* Start THE RECORDS *
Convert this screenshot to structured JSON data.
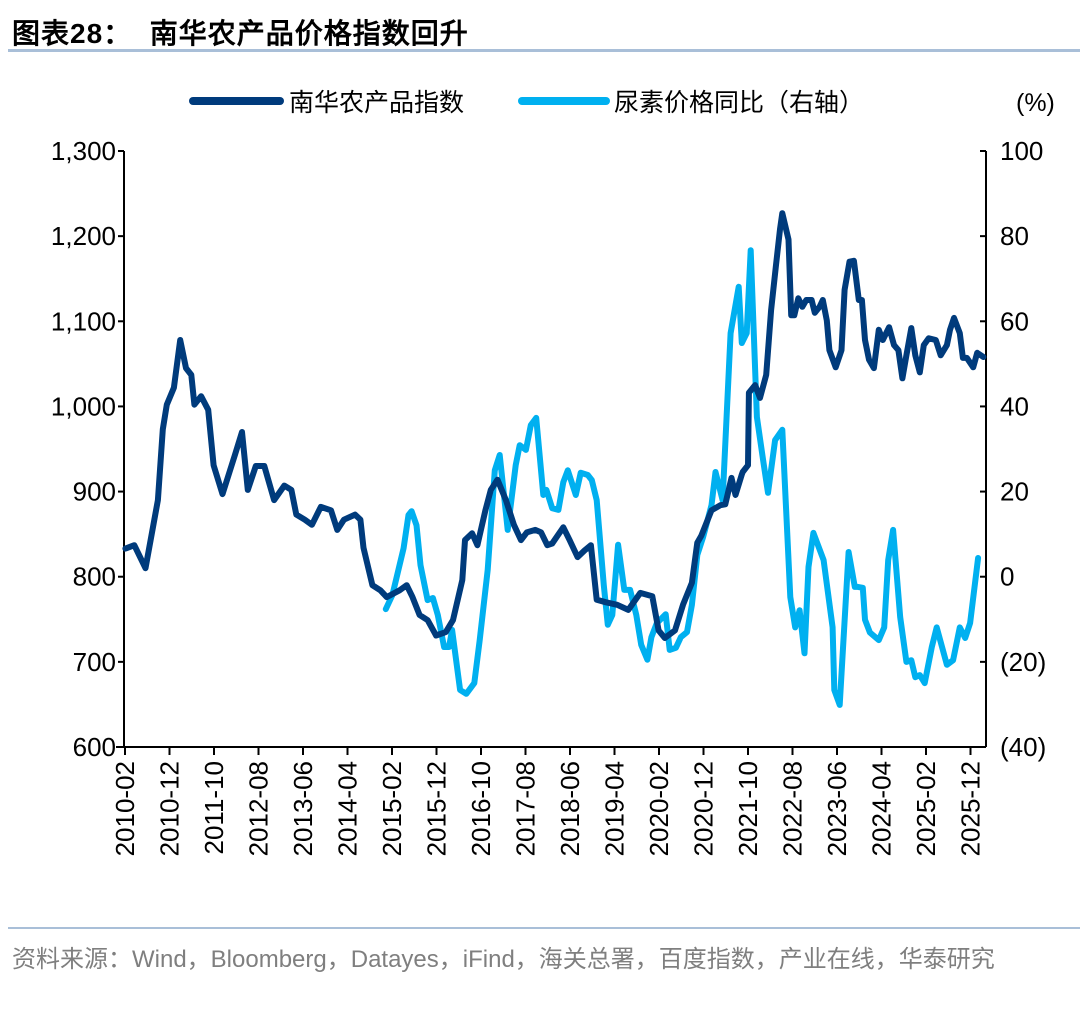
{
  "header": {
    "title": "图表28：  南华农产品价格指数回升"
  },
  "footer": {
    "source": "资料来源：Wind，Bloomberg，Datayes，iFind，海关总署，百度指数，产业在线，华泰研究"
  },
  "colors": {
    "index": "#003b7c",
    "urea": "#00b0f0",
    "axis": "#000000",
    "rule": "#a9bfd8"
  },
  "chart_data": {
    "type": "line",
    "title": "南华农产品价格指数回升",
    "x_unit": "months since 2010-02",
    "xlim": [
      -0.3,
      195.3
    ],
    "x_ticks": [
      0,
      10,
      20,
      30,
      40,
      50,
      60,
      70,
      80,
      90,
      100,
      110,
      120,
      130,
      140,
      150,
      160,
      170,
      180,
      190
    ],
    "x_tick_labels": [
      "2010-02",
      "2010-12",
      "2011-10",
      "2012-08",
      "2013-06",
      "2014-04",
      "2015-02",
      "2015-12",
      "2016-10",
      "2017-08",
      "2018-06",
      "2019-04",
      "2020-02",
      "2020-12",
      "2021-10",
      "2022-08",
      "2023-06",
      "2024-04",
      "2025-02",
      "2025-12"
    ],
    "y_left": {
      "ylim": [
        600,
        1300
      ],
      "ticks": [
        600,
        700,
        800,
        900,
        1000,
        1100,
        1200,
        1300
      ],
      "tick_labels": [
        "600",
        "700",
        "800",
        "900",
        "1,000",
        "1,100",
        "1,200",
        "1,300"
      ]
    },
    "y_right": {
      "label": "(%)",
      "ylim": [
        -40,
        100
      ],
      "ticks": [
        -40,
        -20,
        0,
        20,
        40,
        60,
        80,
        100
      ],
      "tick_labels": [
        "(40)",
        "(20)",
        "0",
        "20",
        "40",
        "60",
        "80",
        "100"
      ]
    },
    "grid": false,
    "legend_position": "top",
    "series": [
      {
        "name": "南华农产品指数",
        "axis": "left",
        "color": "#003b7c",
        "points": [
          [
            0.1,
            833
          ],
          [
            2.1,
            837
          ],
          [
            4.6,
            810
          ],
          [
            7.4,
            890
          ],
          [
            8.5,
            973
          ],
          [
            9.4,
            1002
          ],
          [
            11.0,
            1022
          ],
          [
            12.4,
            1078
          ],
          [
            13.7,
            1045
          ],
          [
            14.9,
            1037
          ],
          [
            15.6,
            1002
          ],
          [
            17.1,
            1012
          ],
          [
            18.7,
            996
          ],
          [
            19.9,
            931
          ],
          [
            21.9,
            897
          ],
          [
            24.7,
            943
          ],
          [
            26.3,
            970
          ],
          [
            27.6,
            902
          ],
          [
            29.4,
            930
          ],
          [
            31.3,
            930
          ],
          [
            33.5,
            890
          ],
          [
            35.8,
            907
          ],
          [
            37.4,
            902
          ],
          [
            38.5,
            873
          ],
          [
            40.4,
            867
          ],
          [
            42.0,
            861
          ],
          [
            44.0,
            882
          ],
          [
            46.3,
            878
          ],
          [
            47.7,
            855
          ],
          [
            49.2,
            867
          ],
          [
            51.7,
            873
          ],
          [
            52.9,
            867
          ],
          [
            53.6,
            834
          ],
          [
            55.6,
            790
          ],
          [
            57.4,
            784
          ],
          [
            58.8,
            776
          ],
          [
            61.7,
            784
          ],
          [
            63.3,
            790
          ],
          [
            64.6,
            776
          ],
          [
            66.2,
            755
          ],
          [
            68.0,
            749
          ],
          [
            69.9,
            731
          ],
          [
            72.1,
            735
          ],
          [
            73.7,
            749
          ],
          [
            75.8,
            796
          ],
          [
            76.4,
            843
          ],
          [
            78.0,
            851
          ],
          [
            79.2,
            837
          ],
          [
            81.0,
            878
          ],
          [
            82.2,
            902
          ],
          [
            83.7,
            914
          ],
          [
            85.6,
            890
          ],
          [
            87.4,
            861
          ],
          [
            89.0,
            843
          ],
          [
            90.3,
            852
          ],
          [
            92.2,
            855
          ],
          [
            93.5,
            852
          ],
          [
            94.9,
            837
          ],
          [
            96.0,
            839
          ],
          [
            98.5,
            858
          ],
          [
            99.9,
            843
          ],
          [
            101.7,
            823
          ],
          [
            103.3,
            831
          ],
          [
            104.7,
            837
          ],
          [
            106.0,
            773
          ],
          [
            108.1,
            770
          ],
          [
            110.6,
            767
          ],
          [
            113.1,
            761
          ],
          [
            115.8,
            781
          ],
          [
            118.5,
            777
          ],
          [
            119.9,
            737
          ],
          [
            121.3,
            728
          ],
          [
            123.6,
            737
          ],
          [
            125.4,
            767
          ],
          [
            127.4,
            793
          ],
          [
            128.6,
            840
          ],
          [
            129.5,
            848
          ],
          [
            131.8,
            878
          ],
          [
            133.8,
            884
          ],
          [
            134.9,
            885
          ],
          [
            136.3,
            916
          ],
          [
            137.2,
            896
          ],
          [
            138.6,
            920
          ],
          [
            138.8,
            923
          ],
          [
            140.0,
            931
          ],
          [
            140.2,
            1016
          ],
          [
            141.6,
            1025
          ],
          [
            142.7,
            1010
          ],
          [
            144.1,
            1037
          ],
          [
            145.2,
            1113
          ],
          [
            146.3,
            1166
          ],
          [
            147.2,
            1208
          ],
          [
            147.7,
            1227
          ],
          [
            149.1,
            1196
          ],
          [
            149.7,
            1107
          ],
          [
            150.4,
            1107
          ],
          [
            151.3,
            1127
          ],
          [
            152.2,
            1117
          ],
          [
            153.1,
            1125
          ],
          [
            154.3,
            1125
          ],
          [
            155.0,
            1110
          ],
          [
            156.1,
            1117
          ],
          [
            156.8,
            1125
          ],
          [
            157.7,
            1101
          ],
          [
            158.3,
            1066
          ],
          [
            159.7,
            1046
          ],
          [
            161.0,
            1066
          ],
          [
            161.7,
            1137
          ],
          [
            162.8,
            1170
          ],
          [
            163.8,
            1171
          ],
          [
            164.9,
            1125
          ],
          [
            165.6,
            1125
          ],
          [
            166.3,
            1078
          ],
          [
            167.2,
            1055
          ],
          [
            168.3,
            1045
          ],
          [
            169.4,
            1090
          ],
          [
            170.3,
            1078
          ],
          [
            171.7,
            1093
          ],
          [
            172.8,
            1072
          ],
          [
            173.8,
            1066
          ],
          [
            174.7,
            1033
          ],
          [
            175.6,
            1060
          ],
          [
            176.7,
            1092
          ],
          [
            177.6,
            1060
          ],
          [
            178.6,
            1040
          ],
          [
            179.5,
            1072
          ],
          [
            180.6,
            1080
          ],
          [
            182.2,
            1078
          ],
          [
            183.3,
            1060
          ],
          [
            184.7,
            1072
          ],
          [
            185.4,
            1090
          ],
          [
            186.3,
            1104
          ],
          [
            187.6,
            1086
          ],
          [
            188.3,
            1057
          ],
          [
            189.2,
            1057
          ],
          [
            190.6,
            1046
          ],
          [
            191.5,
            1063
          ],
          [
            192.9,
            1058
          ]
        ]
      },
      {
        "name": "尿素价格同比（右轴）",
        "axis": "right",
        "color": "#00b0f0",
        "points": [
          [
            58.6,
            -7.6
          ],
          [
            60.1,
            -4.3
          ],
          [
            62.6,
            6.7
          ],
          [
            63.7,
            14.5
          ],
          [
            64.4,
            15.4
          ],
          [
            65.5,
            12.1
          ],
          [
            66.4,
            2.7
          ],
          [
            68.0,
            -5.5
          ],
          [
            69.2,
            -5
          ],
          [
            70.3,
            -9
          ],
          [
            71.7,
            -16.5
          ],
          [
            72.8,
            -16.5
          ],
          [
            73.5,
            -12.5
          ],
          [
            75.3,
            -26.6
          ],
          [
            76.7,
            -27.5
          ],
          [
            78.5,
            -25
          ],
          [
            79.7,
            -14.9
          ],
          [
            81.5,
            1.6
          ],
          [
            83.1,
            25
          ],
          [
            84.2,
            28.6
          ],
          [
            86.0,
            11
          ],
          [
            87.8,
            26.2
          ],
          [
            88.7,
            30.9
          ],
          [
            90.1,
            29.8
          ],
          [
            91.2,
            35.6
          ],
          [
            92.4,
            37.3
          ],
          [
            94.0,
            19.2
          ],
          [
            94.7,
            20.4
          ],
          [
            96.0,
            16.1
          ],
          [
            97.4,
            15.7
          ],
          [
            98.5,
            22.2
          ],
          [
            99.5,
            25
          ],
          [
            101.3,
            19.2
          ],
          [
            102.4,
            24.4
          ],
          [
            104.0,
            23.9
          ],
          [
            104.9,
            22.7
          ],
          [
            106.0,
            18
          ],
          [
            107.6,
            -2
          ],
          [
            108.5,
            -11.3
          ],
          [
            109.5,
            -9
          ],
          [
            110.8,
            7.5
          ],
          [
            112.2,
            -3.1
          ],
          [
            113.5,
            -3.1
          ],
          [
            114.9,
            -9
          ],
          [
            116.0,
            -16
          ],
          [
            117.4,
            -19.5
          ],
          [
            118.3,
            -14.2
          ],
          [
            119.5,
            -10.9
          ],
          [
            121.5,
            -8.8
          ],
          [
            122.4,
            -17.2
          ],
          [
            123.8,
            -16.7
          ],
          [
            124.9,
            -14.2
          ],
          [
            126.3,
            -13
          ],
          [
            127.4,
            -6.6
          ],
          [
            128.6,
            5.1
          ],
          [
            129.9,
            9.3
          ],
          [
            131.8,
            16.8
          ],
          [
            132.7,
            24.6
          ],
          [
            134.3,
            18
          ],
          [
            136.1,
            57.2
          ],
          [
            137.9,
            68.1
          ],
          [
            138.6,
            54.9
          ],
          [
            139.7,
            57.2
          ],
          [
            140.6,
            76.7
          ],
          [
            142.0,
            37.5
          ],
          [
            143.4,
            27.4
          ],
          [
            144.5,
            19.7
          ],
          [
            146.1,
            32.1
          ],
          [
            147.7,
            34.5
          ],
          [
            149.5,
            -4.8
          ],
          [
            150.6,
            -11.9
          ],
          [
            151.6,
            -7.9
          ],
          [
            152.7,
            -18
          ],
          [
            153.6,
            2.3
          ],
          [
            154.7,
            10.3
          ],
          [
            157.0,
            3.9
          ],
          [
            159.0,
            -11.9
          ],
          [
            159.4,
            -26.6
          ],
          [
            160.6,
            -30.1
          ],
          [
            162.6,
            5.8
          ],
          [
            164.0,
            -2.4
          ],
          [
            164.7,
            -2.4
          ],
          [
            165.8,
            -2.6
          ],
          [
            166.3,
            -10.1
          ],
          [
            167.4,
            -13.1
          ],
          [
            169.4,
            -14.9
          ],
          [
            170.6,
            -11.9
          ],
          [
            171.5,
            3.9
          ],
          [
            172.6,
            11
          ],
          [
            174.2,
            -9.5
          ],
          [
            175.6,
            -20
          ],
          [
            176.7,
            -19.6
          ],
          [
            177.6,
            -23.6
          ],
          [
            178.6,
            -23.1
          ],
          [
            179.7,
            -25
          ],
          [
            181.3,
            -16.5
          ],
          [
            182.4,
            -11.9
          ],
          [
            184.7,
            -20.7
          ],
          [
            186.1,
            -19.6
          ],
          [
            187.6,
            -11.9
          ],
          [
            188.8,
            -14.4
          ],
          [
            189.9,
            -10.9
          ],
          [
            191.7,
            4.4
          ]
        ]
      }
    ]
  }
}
* End THE RECORDS *
* Start THE RECORDS *
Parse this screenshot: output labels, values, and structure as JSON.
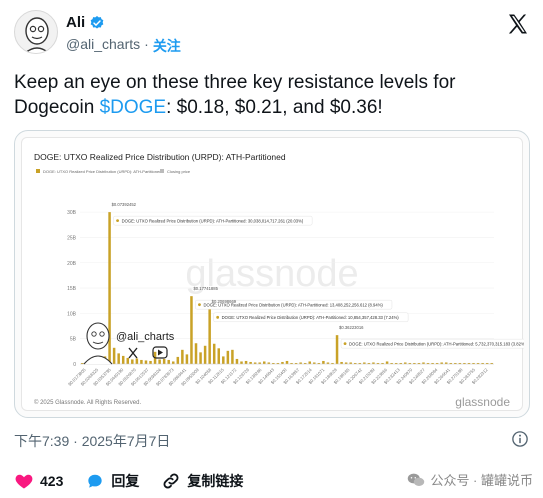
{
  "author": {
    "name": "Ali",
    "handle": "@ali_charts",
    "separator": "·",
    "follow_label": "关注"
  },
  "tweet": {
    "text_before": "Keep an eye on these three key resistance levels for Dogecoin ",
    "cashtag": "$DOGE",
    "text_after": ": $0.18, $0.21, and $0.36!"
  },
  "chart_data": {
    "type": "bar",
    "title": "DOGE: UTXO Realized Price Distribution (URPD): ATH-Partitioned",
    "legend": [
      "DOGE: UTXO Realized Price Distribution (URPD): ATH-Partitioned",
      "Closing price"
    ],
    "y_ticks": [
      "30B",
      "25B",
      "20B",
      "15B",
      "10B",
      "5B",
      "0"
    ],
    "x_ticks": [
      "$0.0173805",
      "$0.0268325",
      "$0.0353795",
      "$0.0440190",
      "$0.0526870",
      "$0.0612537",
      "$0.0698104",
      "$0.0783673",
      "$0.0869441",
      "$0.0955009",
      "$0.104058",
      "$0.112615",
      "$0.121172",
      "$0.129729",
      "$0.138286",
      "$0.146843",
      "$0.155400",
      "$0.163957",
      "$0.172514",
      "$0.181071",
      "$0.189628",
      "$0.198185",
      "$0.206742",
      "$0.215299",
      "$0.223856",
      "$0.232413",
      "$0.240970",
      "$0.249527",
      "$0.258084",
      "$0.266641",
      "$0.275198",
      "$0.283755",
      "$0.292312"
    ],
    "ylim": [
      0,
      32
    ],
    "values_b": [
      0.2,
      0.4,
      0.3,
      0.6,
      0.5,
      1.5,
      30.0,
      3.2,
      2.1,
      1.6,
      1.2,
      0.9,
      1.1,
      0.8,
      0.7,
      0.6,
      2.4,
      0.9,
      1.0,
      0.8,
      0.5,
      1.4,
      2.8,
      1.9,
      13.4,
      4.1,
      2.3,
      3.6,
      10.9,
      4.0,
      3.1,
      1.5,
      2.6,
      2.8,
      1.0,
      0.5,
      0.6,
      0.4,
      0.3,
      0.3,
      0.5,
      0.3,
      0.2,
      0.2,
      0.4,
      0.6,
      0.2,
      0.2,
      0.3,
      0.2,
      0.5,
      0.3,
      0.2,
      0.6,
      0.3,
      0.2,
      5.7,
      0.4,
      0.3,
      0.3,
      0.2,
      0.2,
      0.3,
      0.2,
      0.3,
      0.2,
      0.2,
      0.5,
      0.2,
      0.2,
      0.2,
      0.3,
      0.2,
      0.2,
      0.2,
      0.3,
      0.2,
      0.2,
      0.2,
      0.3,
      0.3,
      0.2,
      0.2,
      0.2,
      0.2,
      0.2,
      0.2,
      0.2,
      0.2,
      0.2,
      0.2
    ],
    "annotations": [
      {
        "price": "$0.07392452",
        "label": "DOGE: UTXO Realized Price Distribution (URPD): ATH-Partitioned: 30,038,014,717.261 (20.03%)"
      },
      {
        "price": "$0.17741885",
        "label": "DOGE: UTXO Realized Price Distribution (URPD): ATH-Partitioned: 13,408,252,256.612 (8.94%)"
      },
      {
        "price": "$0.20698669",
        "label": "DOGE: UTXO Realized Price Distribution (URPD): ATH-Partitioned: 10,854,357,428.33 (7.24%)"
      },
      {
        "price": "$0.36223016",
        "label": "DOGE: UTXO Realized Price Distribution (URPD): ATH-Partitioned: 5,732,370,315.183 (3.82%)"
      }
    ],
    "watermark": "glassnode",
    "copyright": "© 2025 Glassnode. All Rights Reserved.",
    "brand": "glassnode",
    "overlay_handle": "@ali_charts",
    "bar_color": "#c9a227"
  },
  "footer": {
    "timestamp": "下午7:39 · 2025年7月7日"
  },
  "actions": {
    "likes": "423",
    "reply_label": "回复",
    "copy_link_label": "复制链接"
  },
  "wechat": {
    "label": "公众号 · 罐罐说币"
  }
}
* End THE RECORDS *
* [EXERCISE AIM] Pull out every line above that holds the word "南华农产品价格指数回升".

* [WRITTEN ANSWER]
    "title": "图表28：  南华农产品价格指数回升"
    "title": "南华农产品价格指数回升",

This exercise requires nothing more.